**WHAT IS NEEDED:** From the listing below, copy every line with the word "text".
+ + + +
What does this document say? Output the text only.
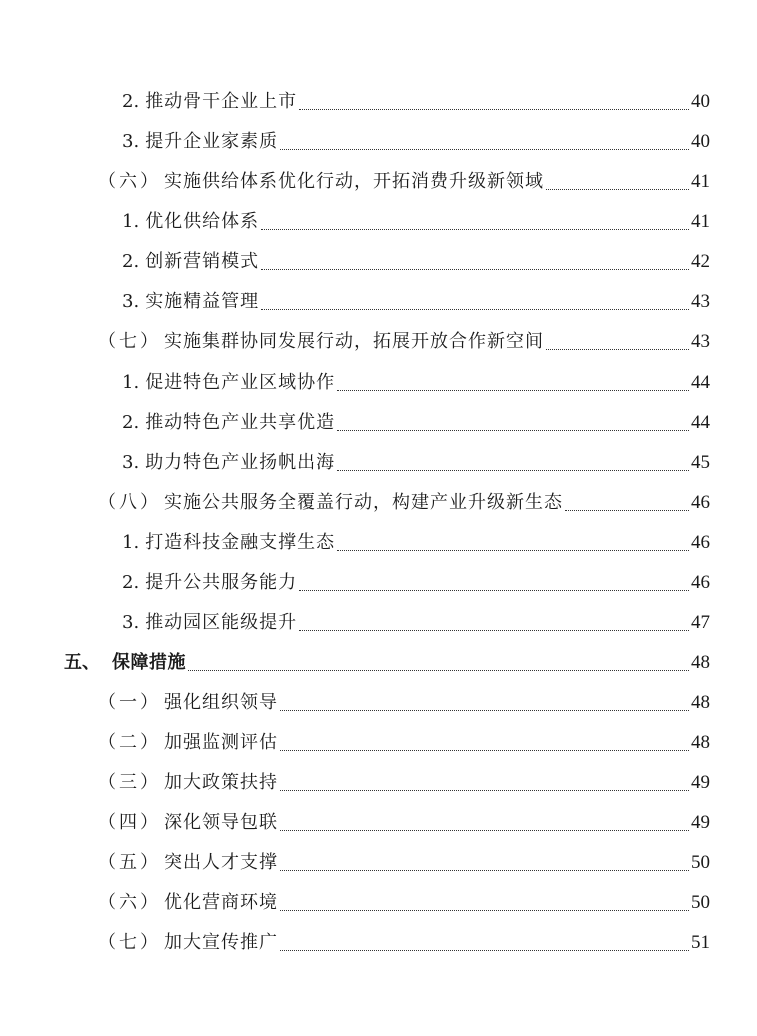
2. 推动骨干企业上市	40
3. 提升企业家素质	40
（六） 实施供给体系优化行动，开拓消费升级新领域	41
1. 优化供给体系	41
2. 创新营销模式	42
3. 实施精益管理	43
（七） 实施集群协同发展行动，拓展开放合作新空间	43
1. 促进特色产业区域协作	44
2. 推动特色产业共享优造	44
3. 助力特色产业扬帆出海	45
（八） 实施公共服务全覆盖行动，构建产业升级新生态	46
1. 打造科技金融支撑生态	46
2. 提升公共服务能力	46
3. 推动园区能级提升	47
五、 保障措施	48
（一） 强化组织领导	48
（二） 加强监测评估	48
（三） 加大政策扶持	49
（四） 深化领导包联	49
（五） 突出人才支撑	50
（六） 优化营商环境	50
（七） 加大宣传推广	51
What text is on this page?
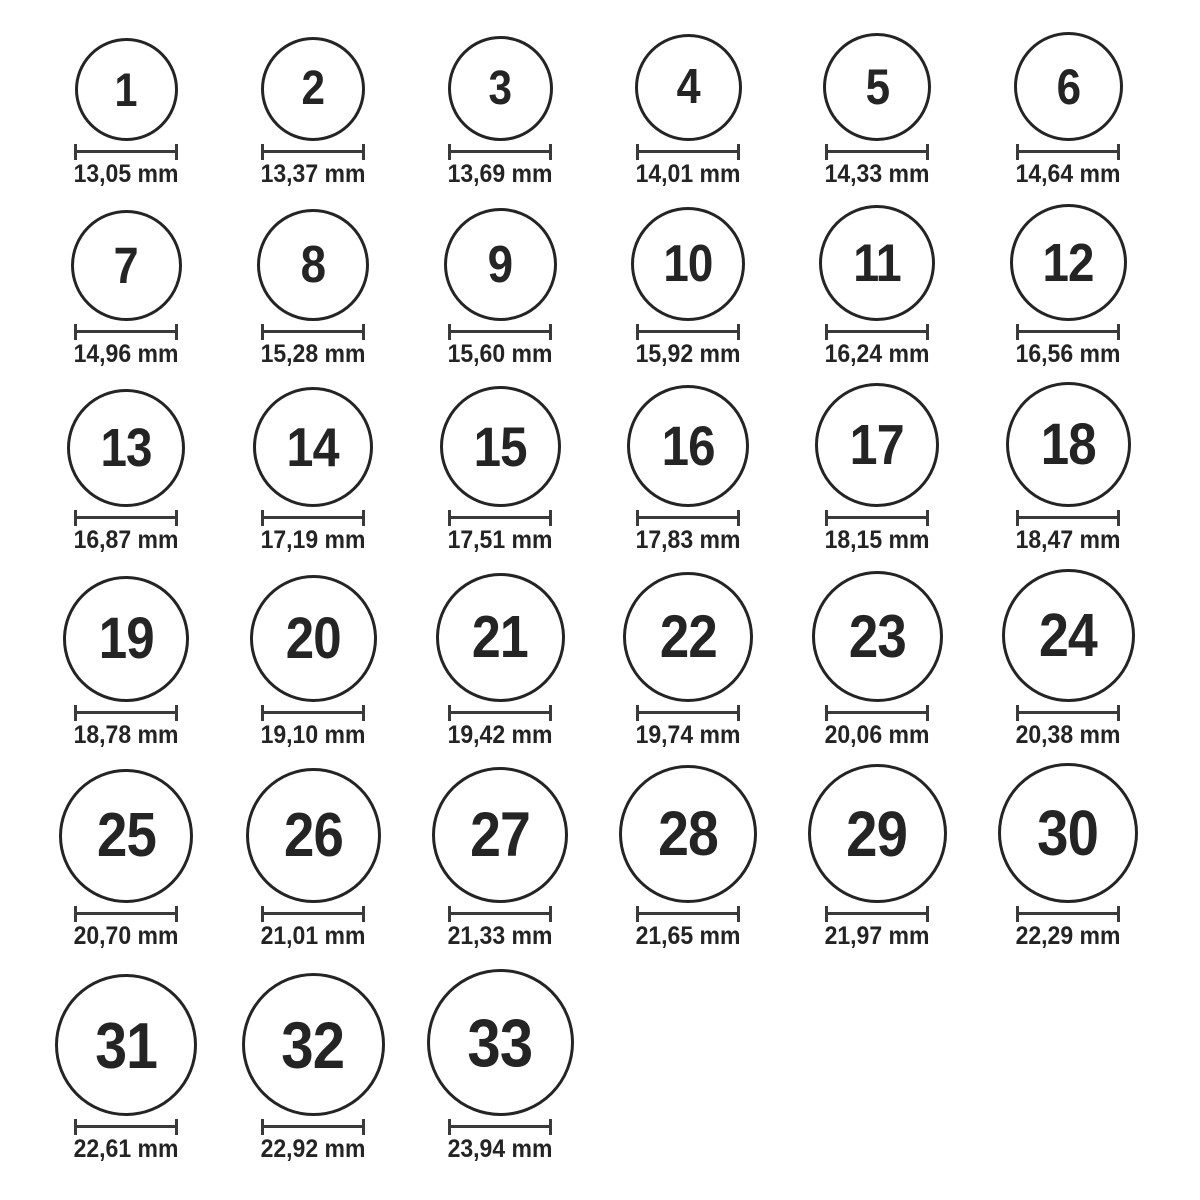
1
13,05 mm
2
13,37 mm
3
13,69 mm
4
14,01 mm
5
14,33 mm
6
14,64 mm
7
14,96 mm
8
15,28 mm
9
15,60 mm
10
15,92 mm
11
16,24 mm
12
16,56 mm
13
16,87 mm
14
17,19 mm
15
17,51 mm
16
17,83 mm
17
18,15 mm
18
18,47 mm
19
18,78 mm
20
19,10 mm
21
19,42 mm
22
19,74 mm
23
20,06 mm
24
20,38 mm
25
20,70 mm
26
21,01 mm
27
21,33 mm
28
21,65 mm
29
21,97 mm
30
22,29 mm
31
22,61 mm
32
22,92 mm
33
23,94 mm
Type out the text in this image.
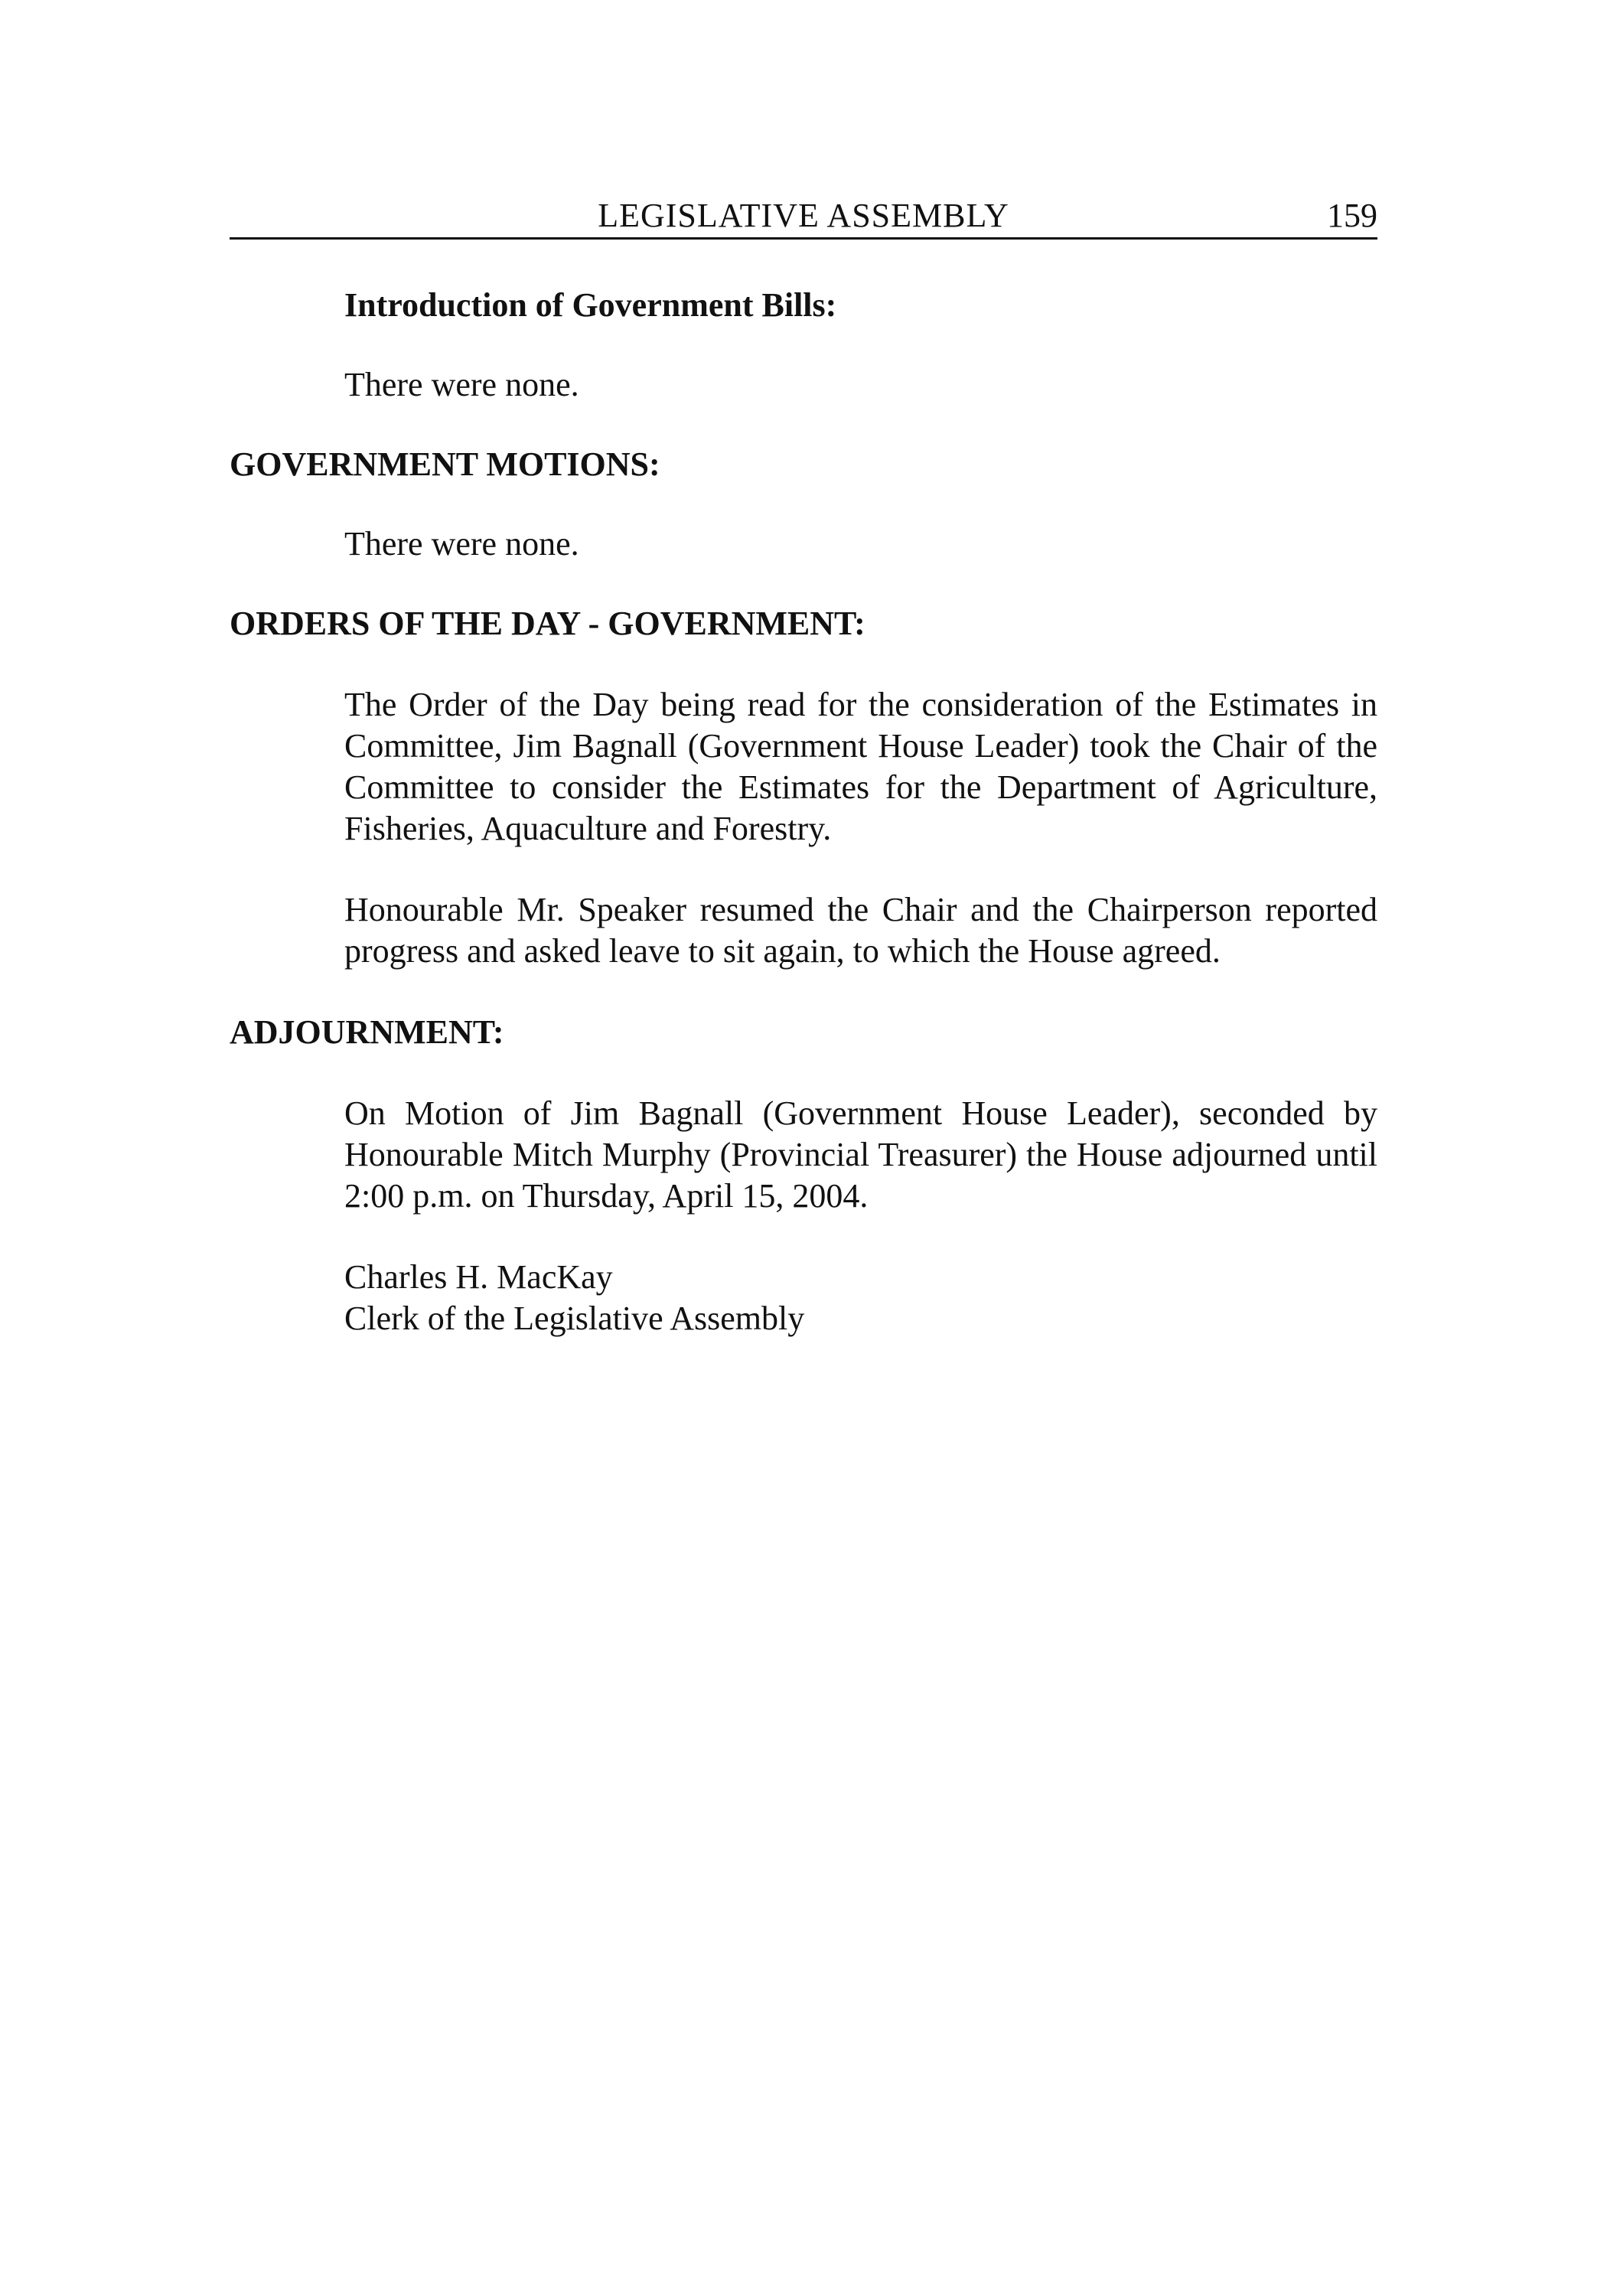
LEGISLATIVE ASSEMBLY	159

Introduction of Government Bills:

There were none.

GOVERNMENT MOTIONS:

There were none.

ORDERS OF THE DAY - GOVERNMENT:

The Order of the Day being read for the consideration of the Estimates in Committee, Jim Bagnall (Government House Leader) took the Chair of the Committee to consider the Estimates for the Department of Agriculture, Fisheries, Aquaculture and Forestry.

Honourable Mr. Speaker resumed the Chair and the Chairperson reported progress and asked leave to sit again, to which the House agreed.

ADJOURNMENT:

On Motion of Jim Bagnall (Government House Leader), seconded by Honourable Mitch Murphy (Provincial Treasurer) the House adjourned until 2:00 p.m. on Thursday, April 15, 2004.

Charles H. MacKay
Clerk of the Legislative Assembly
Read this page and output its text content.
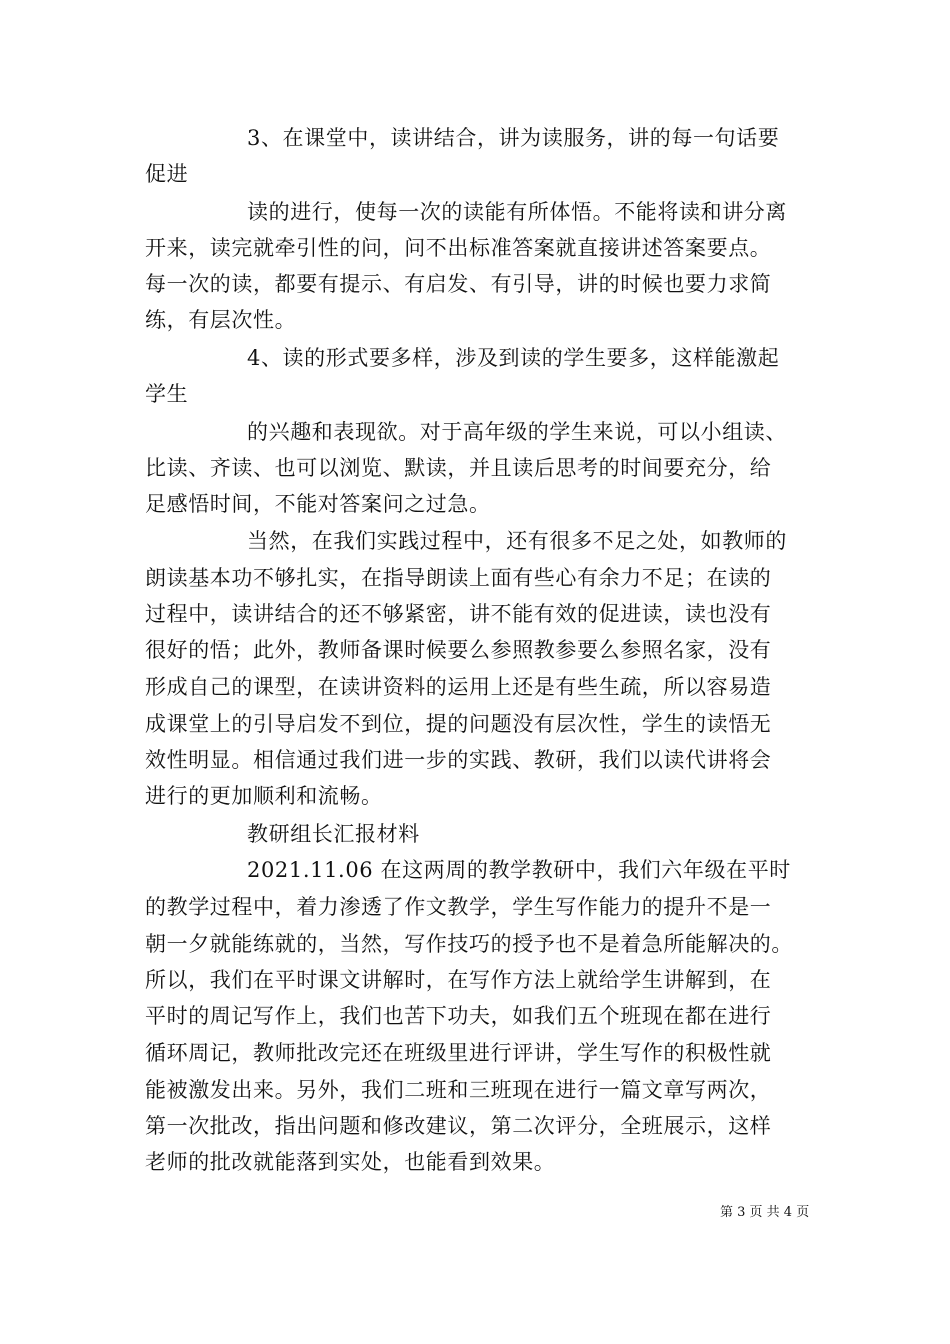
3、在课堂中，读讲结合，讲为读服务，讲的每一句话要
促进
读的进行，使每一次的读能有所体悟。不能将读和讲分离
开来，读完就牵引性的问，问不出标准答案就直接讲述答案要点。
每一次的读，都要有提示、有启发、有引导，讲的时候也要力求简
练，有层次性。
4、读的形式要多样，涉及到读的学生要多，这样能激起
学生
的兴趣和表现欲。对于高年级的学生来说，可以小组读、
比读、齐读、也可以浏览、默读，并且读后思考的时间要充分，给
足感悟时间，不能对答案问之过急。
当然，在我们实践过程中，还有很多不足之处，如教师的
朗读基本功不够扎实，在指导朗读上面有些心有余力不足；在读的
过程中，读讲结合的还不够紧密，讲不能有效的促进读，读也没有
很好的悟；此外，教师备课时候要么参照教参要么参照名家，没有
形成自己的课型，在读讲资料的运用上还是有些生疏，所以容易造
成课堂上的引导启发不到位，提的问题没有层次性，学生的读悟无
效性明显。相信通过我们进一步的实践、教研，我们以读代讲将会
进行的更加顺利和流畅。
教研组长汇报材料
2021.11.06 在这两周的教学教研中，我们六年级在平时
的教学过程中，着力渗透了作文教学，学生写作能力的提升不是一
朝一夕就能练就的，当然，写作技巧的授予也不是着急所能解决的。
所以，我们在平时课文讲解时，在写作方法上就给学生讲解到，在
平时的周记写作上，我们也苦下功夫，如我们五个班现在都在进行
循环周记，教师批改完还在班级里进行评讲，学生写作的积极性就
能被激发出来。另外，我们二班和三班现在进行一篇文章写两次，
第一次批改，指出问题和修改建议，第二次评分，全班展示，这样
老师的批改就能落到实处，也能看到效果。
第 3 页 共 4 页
+ + + +
**RESPONSE:**
What does this document say? Output the text only.
What text is on this page?
Type out the text in this image.
Read this page and output its text content.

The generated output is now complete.